• **Set task**
Gather all lines in the records below that include the word "milliers".

start Data for processing

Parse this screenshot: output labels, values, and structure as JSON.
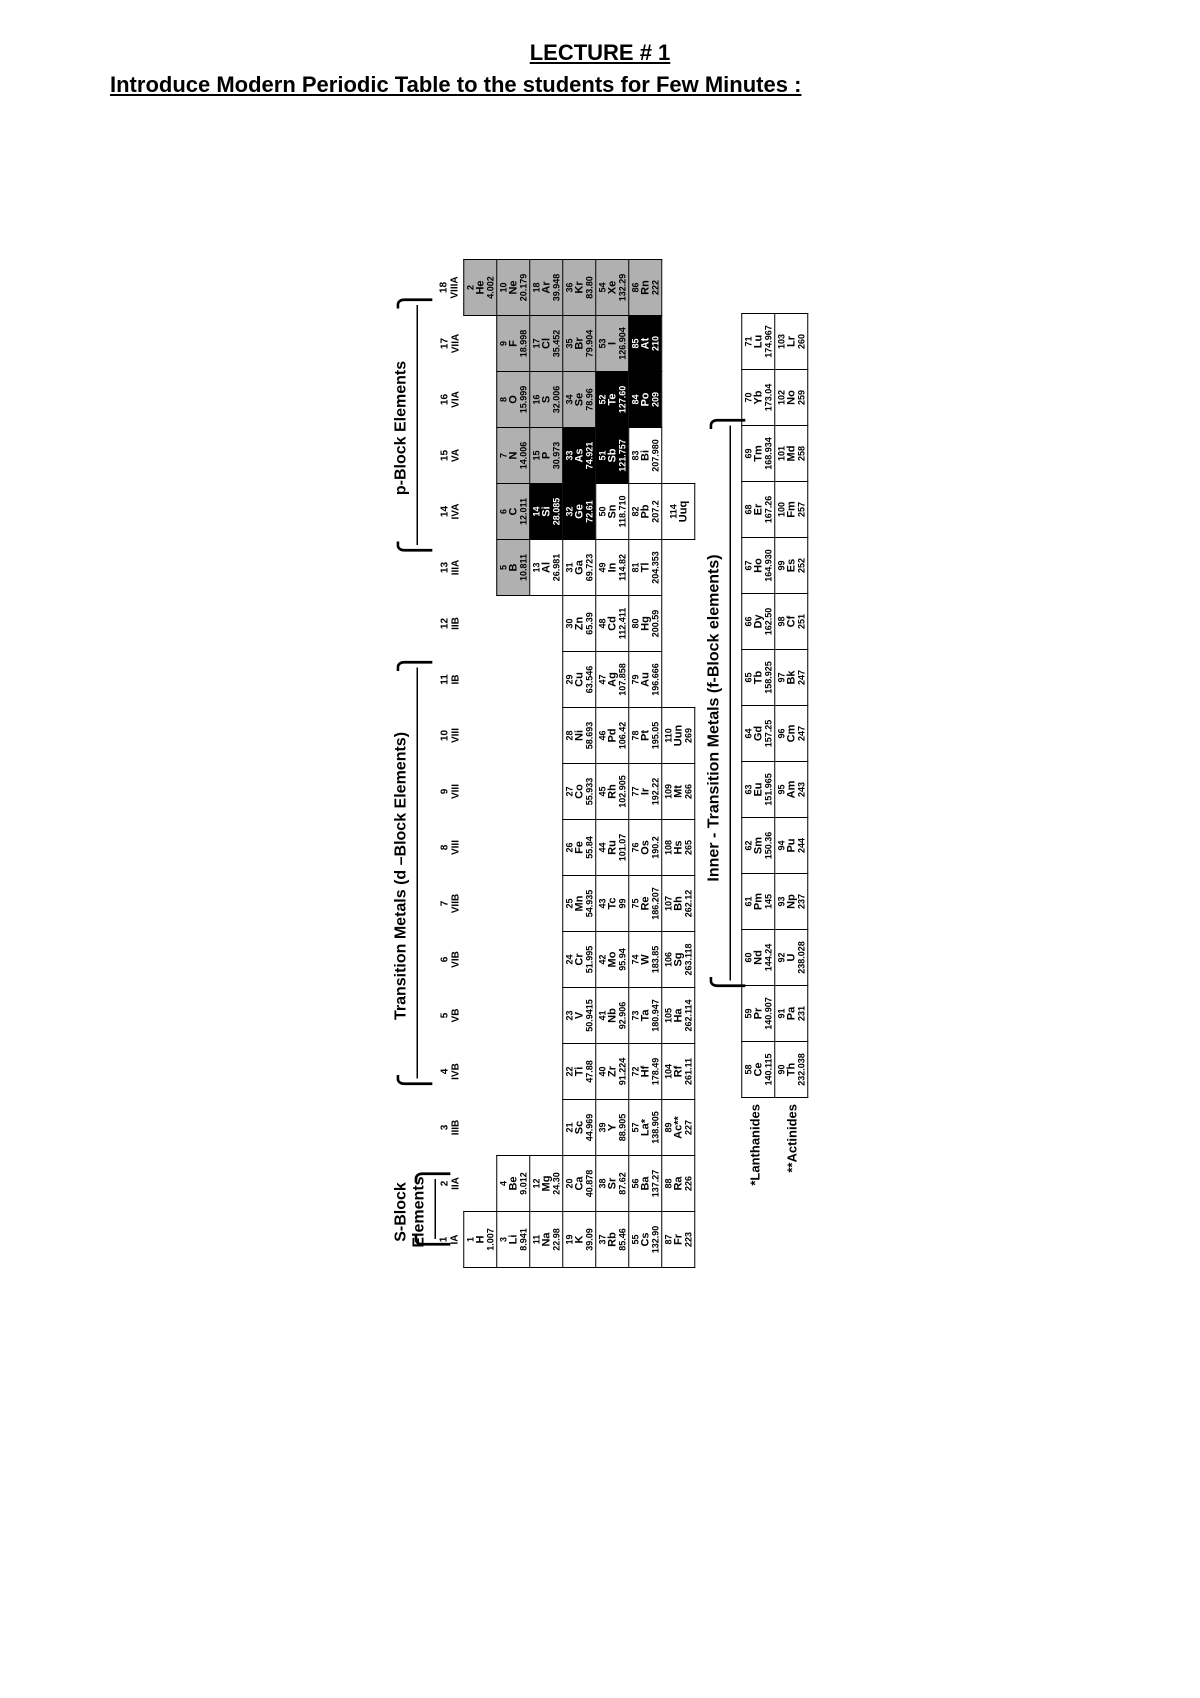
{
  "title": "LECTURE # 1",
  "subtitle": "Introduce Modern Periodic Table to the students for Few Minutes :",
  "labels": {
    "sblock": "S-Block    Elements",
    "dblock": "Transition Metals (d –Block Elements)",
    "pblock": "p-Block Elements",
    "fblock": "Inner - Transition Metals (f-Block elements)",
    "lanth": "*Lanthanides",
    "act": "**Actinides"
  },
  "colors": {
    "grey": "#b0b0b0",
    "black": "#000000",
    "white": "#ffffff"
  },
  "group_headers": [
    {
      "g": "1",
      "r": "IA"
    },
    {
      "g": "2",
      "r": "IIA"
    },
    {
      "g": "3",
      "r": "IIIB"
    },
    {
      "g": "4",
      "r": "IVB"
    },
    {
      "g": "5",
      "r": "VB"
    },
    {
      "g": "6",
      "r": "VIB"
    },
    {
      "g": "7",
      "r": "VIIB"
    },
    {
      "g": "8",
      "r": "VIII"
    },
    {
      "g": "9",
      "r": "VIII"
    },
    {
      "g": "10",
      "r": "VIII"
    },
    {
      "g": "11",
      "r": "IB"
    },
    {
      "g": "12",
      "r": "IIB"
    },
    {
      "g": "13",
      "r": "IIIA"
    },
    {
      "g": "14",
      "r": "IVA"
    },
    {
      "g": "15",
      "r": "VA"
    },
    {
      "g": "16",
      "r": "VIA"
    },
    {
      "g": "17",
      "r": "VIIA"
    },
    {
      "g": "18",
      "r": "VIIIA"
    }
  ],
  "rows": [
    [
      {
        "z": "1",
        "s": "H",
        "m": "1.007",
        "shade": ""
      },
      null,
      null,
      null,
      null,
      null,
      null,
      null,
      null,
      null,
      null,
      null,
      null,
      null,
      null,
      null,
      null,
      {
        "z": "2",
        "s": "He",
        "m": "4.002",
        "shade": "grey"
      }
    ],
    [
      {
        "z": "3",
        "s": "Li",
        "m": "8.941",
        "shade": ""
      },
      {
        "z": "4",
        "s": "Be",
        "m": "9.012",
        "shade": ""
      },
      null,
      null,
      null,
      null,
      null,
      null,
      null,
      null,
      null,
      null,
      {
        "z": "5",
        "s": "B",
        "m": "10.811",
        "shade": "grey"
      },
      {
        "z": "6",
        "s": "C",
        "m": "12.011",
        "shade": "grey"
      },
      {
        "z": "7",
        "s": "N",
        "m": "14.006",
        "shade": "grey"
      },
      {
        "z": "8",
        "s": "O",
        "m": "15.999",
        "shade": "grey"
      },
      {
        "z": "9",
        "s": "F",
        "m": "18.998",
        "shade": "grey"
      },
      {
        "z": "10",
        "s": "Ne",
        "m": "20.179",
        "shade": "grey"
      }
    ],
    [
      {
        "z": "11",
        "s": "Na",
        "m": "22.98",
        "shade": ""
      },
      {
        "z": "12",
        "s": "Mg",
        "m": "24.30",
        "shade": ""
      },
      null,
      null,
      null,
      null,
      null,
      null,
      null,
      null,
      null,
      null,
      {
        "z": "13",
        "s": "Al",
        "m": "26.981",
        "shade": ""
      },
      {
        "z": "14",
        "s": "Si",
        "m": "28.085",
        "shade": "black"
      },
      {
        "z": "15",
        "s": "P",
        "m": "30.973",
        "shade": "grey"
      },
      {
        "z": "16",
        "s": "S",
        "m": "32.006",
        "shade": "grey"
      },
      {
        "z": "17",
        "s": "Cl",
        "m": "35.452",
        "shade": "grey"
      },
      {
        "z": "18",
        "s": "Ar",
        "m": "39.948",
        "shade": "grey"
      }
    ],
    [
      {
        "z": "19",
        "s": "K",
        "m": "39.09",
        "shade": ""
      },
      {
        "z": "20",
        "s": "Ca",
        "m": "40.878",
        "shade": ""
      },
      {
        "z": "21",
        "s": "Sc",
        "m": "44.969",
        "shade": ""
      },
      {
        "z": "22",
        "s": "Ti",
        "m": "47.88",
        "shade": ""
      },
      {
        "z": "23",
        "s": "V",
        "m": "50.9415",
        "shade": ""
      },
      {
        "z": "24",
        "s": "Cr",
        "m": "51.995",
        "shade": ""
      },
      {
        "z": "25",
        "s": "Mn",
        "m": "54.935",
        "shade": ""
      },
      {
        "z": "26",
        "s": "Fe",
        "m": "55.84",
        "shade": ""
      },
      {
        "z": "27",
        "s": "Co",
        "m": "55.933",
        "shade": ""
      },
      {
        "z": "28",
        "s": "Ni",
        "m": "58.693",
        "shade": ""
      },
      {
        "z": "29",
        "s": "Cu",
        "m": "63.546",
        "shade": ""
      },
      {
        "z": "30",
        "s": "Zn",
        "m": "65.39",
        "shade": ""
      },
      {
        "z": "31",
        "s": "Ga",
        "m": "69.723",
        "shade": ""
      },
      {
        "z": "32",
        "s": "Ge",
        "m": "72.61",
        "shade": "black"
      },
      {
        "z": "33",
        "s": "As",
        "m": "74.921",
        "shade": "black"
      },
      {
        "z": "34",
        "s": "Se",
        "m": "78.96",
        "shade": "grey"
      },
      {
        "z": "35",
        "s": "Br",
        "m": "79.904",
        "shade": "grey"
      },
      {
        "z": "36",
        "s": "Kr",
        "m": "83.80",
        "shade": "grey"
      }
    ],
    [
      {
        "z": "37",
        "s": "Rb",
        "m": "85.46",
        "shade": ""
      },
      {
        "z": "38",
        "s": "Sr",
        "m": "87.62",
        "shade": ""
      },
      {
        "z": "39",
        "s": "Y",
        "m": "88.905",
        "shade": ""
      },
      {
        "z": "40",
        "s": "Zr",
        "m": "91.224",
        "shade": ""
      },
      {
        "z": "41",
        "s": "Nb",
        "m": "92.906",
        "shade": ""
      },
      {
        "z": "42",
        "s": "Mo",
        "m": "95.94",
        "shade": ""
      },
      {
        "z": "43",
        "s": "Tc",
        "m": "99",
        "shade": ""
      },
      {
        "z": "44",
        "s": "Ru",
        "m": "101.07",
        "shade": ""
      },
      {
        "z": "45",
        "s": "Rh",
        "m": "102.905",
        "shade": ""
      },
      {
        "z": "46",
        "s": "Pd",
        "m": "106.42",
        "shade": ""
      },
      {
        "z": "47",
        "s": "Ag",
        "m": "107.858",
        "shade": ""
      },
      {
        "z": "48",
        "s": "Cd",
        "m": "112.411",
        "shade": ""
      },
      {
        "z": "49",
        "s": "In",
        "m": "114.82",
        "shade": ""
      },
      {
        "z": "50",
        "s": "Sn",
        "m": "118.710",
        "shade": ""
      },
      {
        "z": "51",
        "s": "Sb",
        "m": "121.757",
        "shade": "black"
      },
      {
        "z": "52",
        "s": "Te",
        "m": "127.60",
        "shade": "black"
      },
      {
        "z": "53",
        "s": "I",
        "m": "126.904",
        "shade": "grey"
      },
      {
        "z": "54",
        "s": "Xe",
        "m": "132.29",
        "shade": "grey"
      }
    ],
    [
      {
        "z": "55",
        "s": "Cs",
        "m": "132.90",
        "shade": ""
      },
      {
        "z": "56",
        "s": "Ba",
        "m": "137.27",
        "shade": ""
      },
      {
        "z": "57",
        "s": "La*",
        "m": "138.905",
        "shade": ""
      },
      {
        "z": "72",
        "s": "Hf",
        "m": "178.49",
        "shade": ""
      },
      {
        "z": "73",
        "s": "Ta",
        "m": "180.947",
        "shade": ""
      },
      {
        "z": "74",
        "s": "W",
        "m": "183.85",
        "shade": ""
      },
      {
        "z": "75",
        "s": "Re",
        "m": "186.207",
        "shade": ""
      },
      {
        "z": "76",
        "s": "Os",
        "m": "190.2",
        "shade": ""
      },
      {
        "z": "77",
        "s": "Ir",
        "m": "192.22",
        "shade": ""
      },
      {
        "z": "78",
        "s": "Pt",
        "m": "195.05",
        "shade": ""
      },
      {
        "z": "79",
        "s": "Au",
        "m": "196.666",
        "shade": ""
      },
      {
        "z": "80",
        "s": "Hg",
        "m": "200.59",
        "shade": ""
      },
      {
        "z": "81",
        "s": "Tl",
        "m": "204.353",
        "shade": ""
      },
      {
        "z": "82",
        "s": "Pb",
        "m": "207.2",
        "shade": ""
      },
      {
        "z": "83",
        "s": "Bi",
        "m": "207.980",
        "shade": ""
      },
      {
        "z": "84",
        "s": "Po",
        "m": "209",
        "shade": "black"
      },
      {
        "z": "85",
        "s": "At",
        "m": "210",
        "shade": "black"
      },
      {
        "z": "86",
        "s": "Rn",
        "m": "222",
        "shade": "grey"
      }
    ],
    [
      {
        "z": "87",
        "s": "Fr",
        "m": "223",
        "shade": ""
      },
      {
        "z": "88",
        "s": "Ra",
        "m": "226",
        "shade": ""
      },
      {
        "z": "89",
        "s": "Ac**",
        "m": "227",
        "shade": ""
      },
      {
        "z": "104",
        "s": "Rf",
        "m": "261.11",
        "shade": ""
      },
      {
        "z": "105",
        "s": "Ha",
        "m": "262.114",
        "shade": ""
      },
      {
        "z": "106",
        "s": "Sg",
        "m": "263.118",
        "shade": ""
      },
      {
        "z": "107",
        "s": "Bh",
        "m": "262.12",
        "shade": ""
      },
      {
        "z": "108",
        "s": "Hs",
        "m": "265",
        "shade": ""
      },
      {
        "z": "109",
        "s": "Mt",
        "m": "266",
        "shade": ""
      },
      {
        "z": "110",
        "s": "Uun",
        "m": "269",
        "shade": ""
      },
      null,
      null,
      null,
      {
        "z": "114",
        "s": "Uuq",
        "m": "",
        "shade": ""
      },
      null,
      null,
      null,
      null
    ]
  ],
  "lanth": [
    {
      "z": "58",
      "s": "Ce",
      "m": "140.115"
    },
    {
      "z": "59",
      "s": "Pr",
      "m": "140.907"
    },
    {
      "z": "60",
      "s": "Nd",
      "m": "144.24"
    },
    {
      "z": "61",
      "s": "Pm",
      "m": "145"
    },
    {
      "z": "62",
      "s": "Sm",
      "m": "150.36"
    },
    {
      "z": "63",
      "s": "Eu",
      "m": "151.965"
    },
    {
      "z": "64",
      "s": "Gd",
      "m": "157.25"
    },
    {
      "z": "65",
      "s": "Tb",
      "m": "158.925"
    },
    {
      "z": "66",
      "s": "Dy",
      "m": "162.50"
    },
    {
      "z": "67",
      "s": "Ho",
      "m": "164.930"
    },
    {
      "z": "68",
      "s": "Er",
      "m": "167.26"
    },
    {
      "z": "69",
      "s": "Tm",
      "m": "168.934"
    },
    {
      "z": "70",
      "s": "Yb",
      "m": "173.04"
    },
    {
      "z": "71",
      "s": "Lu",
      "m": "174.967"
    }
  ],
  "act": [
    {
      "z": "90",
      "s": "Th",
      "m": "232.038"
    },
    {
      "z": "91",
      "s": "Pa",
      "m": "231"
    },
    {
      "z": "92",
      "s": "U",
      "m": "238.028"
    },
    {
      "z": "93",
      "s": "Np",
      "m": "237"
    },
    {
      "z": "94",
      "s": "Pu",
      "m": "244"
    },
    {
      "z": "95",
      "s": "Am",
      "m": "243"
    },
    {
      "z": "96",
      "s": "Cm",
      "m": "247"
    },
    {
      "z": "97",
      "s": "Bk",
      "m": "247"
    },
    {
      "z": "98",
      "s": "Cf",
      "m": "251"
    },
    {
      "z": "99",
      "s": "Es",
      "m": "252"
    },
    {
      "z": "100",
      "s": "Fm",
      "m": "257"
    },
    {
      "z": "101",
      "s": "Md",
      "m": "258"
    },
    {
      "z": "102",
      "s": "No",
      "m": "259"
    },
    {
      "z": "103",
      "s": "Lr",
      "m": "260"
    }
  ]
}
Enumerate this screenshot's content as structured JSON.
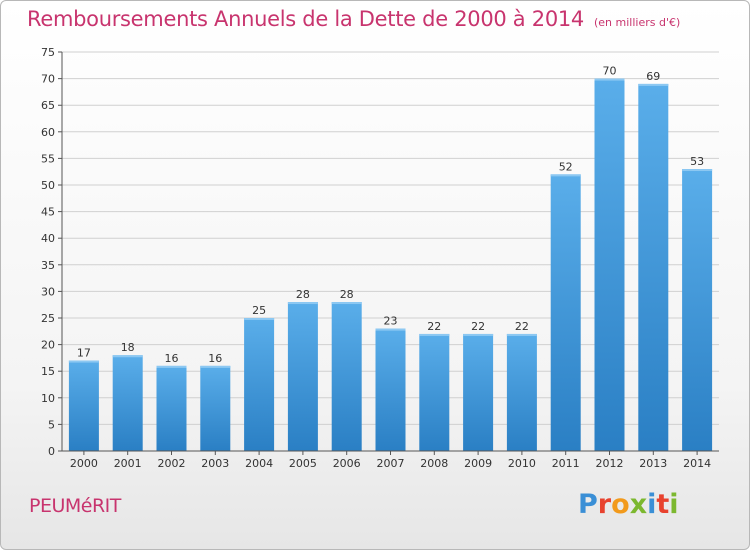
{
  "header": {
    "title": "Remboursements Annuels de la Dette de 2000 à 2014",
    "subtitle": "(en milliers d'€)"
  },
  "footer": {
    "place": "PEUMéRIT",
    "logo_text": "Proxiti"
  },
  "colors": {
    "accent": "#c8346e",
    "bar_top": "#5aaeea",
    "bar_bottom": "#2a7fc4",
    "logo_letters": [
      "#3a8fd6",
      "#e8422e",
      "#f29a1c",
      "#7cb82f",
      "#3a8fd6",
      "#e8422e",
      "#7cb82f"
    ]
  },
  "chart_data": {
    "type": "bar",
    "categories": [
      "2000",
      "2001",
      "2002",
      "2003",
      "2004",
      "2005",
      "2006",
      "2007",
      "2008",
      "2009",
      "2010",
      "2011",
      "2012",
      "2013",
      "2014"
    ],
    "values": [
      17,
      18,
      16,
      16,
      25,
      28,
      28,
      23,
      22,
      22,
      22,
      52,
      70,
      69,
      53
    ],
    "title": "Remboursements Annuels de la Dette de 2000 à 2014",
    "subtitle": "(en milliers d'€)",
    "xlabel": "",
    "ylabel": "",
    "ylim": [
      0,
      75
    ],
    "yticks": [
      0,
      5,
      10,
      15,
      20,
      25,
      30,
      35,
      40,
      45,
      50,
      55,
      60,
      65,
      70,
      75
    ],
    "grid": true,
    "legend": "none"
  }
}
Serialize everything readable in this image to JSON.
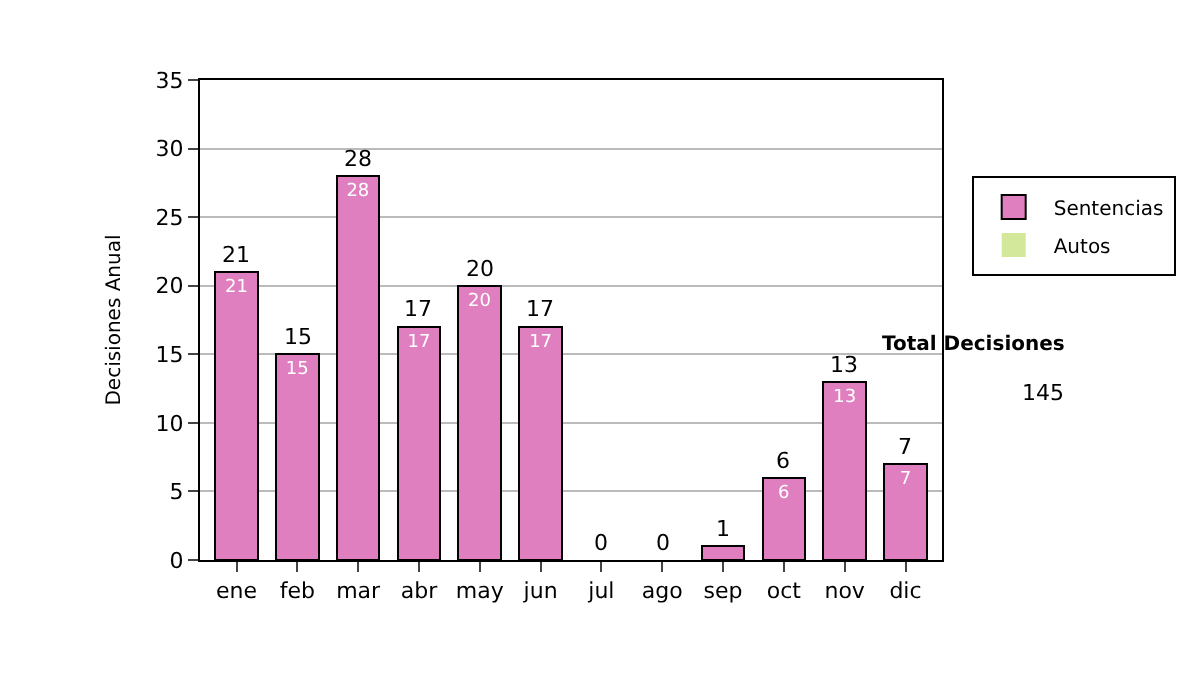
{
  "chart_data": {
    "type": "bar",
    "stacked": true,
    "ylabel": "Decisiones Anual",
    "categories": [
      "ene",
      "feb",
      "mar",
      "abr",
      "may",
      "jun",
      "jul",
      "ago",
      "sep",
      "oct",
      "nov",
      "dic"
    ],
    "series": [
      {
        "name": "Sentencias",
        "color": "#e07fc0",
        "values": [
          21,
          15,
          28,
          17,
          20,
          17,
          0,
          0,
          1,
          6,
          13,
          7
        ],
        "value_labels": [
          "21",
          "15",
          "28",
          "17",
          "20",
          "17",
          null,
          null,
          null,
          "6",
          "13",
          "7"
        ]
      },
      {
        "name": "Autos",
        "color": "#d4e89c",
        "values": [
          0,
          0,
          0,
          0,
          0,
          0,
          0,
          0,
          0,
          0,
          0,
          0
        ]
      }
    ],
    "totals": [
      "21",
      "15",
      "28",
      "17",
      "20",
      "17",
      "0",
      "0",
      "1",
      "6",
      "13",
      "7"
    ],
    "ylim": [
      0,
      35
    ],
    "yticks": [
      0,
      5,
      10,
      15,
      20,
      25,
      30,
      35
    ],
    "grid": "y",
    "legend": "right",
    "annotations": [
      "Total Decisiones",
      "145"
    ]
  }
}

end Data for processing

• **Worked solution**
    "subtitle": "(en milliers d'€)"
    "subtitle": "(en milliers d'€)",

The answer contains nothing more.